**Problem requirements:**
Write out the records that appear below, verbatim and complete, but without pictures.

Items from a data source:

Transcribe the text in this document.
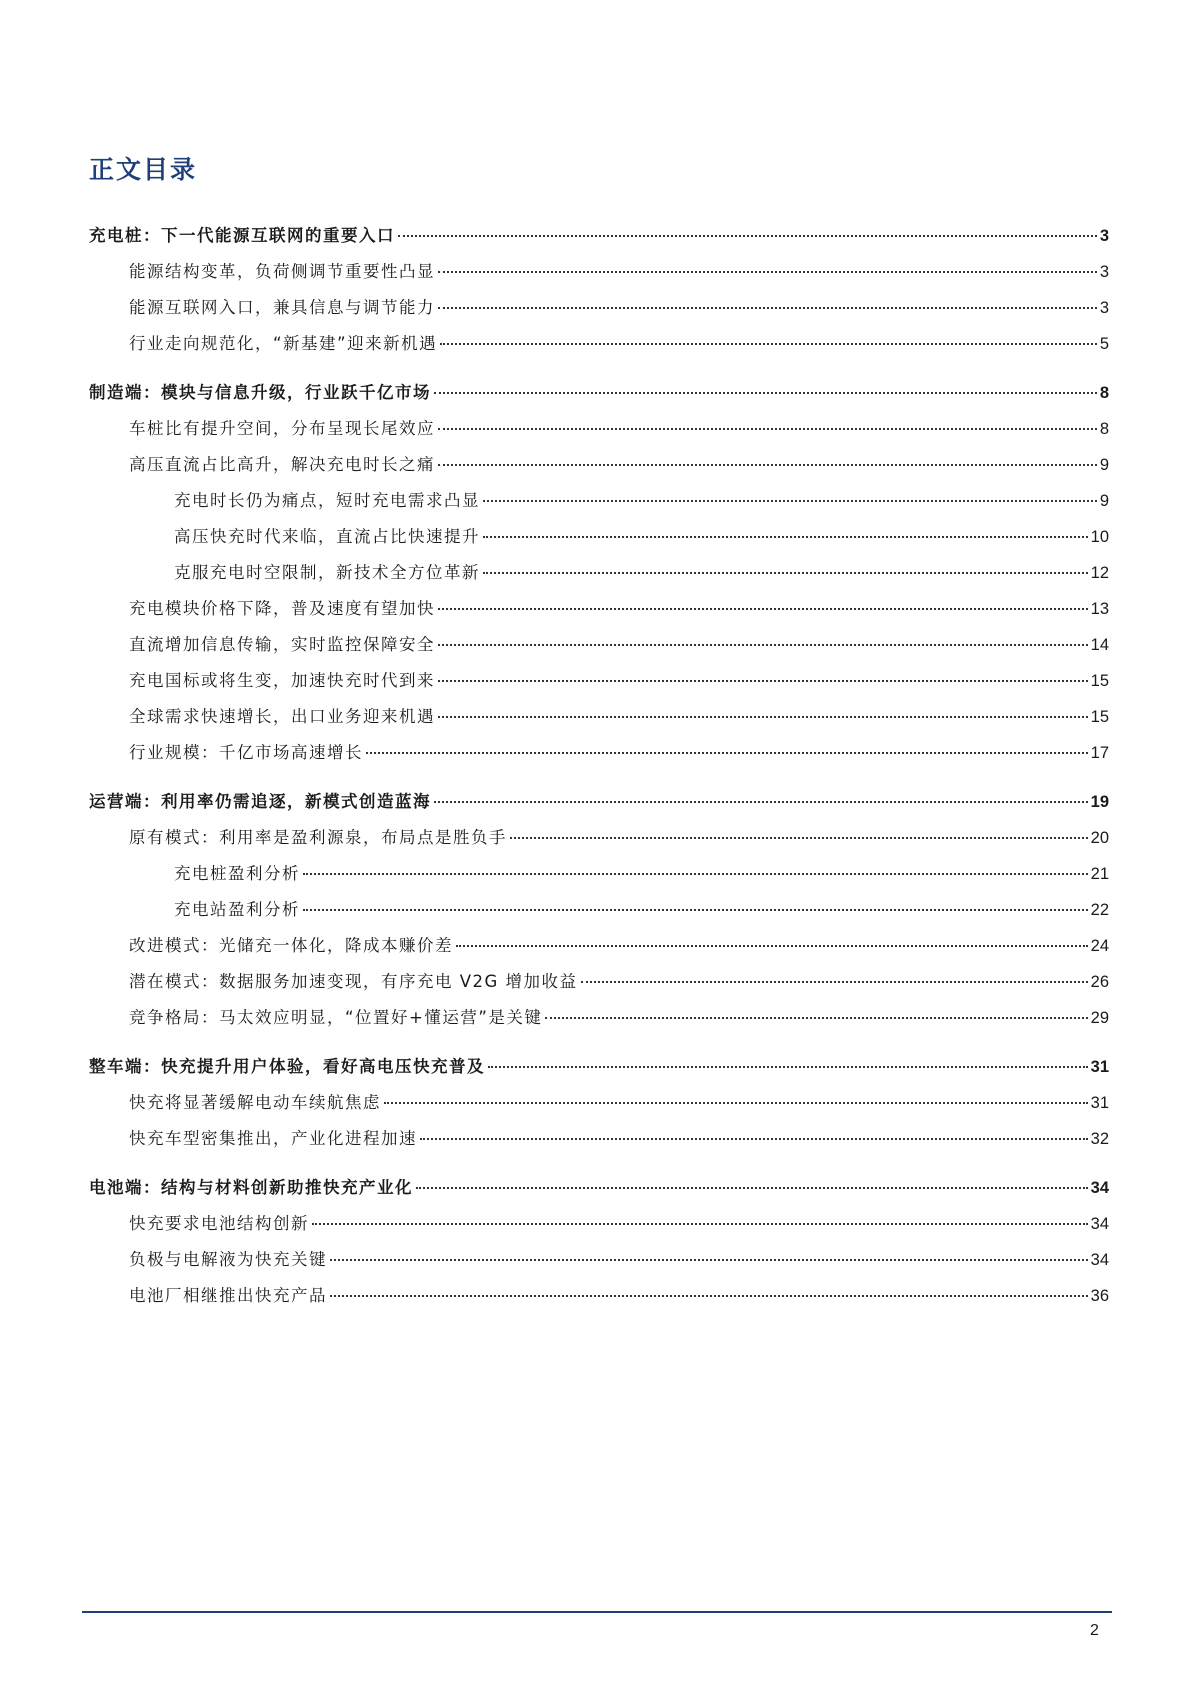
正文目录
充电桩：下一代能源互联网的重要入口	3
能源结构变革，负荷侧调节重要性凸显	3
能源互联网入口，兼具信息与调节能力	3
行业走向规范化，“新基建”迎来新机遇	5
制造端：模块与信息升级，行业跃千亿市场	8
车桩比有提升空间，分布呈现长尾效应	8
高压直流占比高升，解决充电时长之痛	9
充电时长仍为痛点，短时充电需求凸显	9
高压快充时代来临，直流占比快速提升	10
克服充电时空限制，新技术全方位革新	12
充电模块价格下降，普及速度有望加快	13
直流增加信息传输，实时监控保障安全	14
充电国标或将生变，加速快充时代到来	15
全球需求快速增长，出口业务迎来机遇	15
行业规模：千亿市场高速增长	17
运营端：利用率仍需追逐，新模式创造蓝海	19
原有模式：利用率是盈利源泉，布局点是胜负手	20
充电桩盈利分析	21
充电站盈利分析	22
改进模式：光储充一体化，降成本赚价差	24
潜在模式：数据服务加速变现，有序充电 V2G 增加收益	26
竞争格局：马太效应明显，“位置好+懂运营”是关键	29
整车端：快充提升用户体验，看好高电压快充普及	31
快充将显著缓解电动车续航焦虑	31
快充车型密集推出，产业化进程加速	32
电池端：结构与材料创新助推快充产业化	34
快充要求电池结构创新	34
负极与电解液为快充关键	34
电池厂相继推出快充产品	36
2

**Answer:**
Transcribe the text in this document.
正文目录
充电桩：下一代能源互联网的重要入口	3
能源结构变革，负荷侧调节重要性凸显	3
能源互联网入口，兼具信息与调节能力	3
行业走向规范化，“新基建”迎来新机遇	5
制造端：模块与信息升级，行业跃千亿市场	8
车桩比有提升空间，分布呈现长尾效应	8
高压直流占比高升，解决充电时长之痛	9
充电时长仍为痛点，短时充电需求凸显	9
高压快充时代来临，直流占比快速提升	10
克服充电时空限制，新技术全方位革新	12
充电模块价格下降，普及速度有望加快	13
直流增加信息传输，实时监控保障安全	14
充电国标或将生变，加速快充时代到来	15
全球需求快速增长，出口业务迎来机遇	15
行业规模：千亿市场高速增长	17
运营端：利用率仍需追逐，新模式创造蓝海	19
原有模式：利用率是盈利源泉，布局点是胜负手	20
充电桩盈利分析	21
充电站盈利分析	22
改进模式：光储充一体化，降成本赚价差	24
潜在模式：数据服务加速变现，有序充电 V2G 增加收益	26
竞争格局：马太效应明显，“位置好+懂运营”是关键	29
整车端：快充提升用户体验，看好高电压快充普及	31
快充将显著缓解电动车续航焦虑	31
快充车型密集推出，产业化进程加速	32
电池端：结构与材料创新助推快充产业化	34
快充要求电池结构创新	34
负极与电解液为快充关键	34
电池厂相继推出快充产品	36
2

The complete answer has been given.